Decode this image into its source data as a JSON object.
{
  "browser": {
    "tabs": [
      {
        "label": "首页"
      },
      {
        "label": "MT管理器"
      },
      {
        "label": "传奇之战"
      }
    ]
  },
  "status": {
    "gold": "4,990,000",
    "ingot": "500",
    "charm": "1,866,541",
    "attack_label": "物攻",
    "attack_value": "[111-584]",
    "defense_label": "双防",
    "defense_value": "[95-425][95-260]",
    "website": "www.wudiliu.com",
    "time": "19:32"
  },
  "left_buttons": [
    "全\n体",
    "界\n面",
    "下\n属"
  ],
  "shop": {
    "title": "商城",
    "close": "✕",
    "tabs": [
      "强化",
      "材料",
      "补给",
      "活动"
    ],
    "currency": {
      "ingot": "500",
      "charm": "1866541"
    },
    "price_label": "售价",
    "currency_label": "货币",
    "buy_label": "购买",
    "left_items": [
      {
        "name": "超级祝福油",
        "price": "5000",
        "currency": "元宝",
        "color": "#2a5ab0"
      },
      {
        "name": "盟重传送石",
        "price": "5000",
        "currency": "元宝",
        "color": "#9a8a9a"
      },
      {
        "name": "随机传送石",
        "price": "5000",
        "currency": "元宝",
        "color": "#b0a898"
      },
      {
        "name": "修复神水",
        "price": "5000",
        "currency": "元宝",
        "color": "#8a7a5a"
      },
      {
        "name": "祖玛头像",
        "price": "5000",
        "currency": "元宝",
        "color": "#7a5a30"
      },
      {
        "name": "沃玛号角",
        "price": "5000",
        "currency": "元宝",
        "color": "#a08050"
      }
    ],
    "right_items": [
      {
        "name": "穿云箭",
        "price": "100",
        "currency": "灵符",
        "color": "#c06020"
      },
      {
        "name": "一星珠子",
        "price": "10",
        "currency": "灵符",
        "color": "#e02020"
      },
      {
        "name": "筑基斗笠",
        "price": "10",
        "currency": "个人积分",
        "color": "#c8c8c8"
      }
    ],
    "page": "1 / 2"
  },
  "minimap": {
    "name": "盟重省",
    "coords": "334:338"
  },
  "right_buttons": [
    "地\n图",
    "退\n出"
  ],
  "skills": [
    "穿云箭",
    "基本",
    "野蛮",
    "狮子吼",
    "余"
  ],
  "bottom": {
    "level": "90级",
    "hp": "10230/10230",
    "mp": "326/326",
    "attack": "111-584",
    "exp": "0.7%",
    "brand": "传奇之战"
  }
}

WHAT TO DO :: Reproduce each entry above exactly, keeping every word.

WRITTEN RESPONSE ::
Decode this image into its source data as a JSON object.
{
  "browser": {
    "tabs": [
      {
        "label": "首页"
      },
      {
        "label": "MT管理器"
      },
      {
        "label": "传奇之战"
      }
    ]
  },
  "status": {
    "gold": "4,990,000",
    "ingot": "500",
    "charm": "1,866,541",
    "attack_label": "物攻",
    "attack_value": "[111-584]",
    "defense_label": "双防",
    "defense_value": "[95-425][95-260]",
    "website": "www.wudiliu.com",
    "time": "19:32"
  },
  "left_buttons": [
    "全\n体",
    "界\n面",
    "下\n属"
  ],
  "shop": {
    "title": "商城",
    "close": "✕",
    "tabs": [
      "强化",
      "材料",
      "补给",
      "活动"
    ],
    "currency": {
      "ingot": "500",
      "charm": "1866541"
    },
    "price_label": "售价",
    "currency_label": "货币",
    "buy_label": "购买",
    "left_items": [
      {
        "name": "超级祝福油",
        "price": "5000",
        "currency": "元宝",
        "color": "#2a5ab0"
      },
      {
        "name": "盟重传送石",
        "price": "5000",
        "currency": "元宝",
        "color": "#9a8a9a"
      },
      {
        "name": "随机传送石",
        "price": "5000",
        "currency": "元宝",
        "color": "#b0a898"
      },
      {
        "name": "修复神水",
        "price": "5000",
        "currency": "元宝",
        "color": "#8a7a5a"
      },
      {
        "name": "祖玛头像",
        "price": "5000",
        "currency": "元宝",
        "color": "#7a5a30"
      },
      {
        "name": "沃玛号角",
        "price": "5000",
        "currency": "元宝",
        "color": "#a08050"
      }
    ],
    "right_items": [
      {
        "name": "穿云箭",
        "price": "100",
        "currency": "灵符",
        "color": "#c06020"
      },
      {
        "name": "一星珠子",
        "price": "10",
        "currency": "灵符",
        "color": "#e02020"
      },
      {
        "name": "筑基斗笠",
        "price": "10",
        "currency": "个人积分",
        "color": "#c8c8c8"
      }
    ],
    "page": "1 / 2"
  },
  "minimap": {
    "name": "盟重省",
    "coords": "334:338"
  },
  "right_buttons": [
    "地\n图",
    "退\n出"
  ],
  "skills": [
    "穿云箭",
    "基本",
    "野蛮",
    "狮子吼",
    "余"
  ],
  "bottom": {
    "level": "90级",
    "hp": "10230/10230",
    "mp": "326/326",
    "attack": "111-584",
    "exp": "0.7%",
    "brand": "传奇之战"
  }
}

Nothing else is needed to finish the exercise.